» **Given instruction**
Restate the data word for word and leave the images out.

» **Data shown**
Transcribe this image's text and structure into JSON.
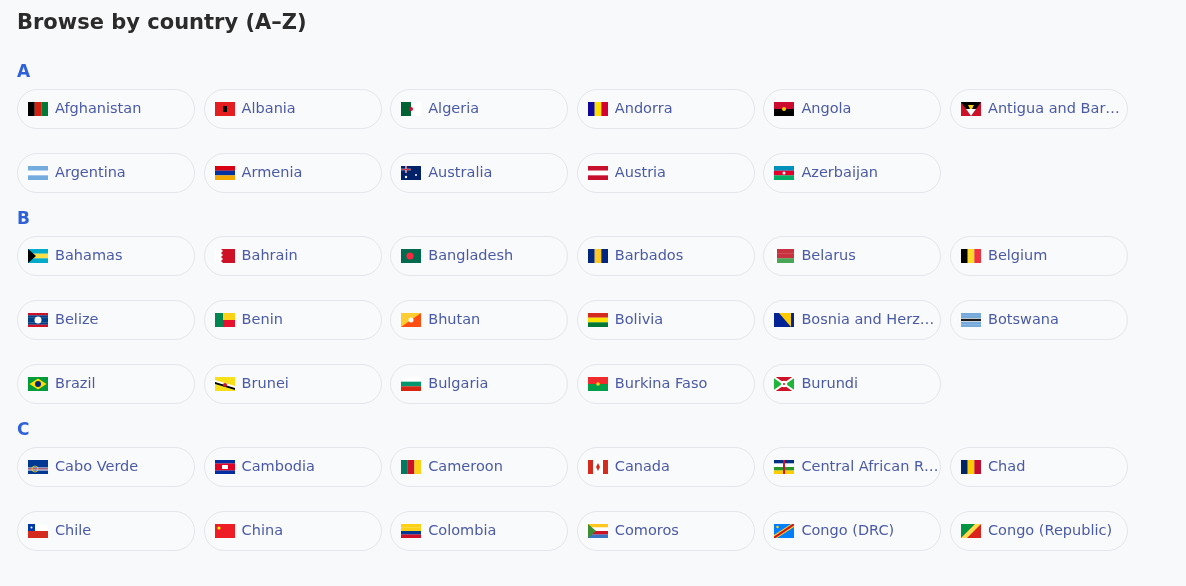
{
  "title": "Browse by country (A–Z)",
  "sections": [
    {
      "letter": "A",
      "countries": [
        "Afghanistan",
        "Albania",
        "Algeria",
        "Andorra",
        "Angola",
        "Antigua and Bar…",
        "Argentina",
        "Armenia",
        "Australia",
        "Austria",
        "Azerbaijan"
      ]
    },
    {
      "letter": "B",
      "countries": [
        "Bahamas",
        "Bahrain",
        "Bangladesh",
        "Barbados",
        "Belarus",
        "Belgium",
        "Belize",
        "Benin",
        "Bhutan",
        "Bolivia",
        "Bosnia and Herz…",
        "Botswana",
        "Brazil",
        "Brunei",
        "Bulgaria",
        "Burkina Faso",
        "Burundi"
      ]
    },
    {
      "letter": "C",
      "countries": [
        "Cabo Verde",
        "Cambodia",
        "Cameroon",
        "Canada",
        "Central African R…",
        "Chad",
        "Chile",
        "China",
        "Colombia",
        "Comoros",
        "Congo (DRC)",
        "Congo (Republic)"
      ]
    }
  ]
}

» **Written answer**
Transcribe this image's text and structure into JSON.
{
  "title": "Browse by country (A–Z)",
  "sections": [
    {
      "letter": "A",
      "countries": [
        "Afghanistan",
        "Albania",
        "Algeria",
        "Andorra",
        "Angola",
        "Antigua and Bar…",
        "Argentina",
        "Armenia",
        "Australia",
        "Austria",
        "Azerbaijan"
      ]
    },
    {
      "letter": "B",
      "countries": [
        "Bahamas",
        "Bahrain",
        "Bangladesh",
        "Barbados",
        "Belarus",
        "Belgium",
        "Belize",
        "Benin",
        "Bhutan",
        "Bolivia",
        "Bosnia and Herz…",
        "Botswana",
        "Brazil",
        "Brunei",
        "Bulgaria",
        "Burkina Faso",
        "Burundi"
      ]
    },
    {
      "letter": "C",
      "countries": [
        "Cabo Verde",
        "Cambodia",
        "Cameroon",
        "Canada",
        "Central African R…",
        "Chad",
        "Chile",
        "China",
        "Colombia",
        "Comoros",
        "Congo (DRC)",
        "Congo (Republic)"
      ]
    }
  ]
}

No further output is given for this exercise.